__WHAT THIS TASK INVOLVES__
In the material below, list every line carrying the string "JSON".

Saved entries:
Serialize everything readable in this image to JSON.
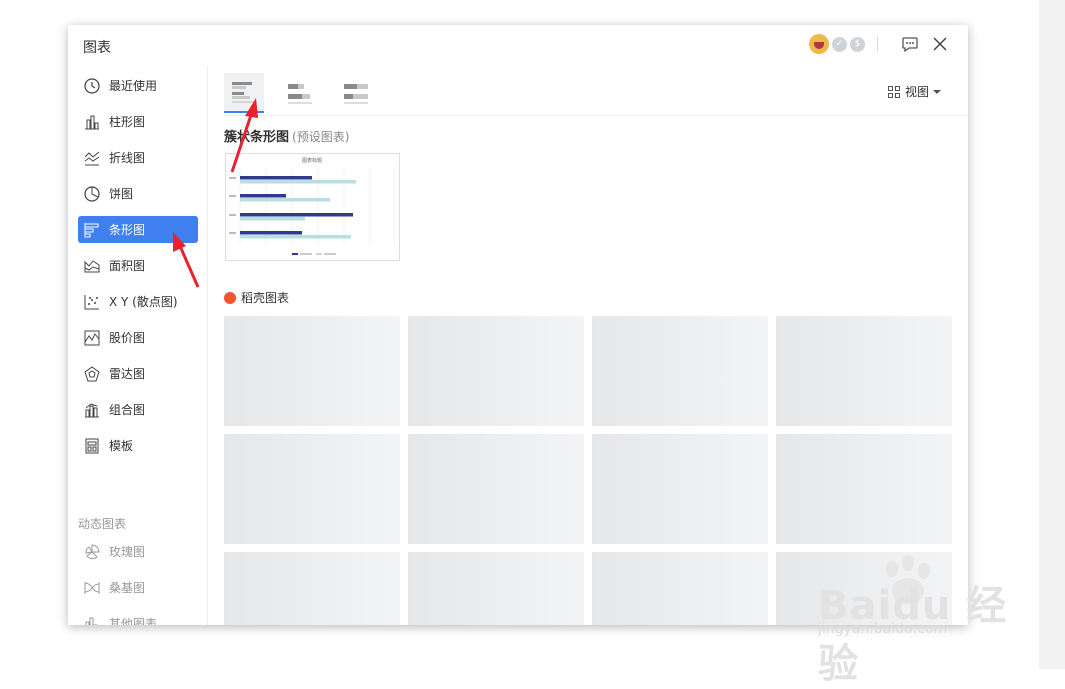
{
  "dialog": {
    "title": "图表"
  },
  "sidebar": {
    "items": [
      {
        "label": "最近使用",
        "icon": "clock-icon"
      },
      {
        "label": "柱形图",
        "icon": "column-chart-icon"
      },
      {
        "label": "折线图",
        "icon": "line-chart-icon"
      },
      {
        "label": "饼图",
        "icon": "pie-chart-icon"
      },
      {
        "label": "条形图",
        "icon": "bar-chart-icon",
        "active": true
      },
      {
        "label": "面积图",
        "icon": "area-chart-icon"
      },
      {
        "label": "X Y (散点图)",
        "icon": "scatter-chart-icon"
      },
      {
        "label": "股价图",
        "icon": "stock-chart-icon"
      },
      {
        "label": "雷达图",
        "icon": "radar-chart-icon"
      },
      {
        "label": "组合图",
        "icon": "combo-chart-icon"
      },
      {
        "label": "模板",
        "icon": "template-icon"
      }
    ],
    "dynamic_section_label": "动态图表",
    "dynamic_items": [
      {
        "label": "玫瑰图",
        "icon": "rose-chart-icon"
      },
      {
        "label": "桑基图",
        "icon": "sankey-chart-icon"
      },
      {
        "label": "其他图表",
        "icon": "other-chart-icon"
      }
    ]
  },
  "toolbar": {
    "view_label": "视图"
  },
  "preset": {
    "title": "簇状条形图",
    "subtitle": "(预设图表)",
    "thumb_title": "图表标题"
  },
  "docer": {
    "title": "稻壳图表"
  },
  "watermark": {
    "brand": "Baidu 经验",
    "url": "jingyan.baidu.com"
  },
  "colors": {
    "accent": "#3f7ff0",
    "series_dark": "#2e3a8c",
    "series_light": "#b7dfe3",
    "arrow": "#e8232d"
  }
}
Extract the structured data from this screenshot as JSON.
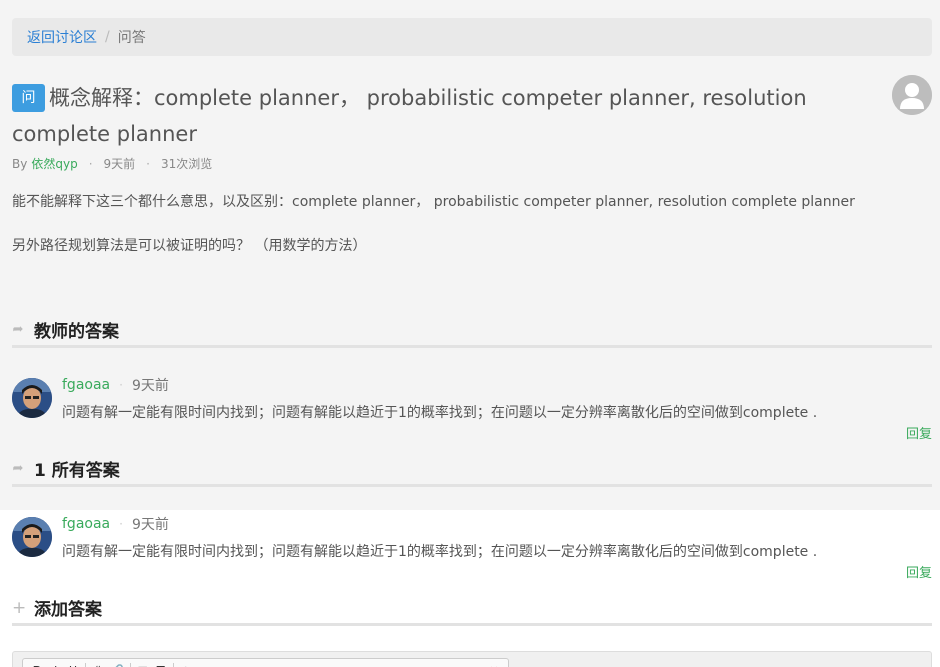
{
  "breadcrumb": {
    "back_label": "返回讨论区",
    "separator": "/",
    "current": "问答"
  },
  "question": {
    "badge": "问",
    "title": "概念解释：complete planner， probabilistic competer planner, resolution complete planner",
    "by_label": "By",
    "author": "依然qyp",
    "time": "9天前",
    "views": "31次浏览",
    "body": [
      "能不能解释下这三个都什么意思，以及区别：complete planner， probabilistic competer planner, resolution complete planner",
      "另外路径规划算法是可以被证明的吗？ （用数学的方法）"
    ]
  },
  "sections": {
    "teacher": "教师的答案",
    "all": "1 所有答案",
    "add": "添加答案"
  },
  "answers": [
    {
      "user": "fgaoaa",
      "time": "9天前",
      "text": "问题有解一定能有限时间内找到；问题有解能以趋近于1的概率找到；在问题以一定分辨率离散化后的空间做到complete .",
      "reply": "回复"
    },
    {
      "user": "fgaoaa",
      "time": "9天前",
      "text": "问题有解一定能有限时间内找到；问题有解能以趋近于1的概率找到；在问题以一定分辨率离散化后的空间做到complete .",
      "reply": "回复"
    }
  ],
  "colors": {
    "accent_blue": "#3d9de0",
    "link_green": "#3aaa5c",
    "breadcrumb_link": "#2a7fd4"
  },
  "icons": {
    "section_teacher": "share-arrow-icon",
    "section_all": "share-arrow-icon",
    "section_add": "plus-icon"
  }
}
---
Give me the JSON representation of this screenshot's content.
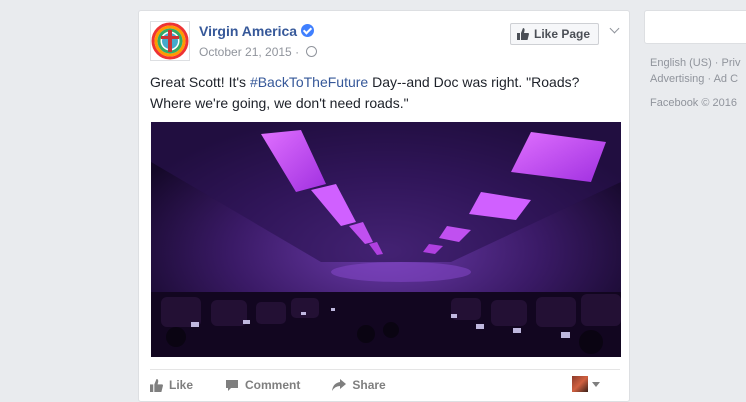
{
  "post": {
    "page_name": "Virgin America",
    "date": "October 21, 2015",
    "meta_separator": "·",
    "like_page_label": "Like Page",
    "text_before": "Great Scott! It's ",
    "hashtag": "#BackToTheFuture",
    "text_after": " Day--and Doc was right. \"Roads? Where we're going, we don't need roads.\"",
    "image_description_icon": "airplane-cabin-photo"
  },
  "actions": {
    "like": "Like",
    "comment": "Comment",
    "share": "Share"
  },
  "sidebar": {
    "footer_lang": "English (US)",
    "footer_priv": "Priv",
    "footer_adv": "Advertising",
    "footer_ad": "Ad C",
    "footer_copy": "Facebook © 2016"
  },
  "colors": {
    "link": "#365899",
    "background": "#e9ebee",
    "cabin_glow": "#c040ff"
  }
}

__RESULT__
Serialize everything readable in this image to JSON.
Extract the structured data from this screenshot as JSON.
Give me the JSON representation of this screenshot's content.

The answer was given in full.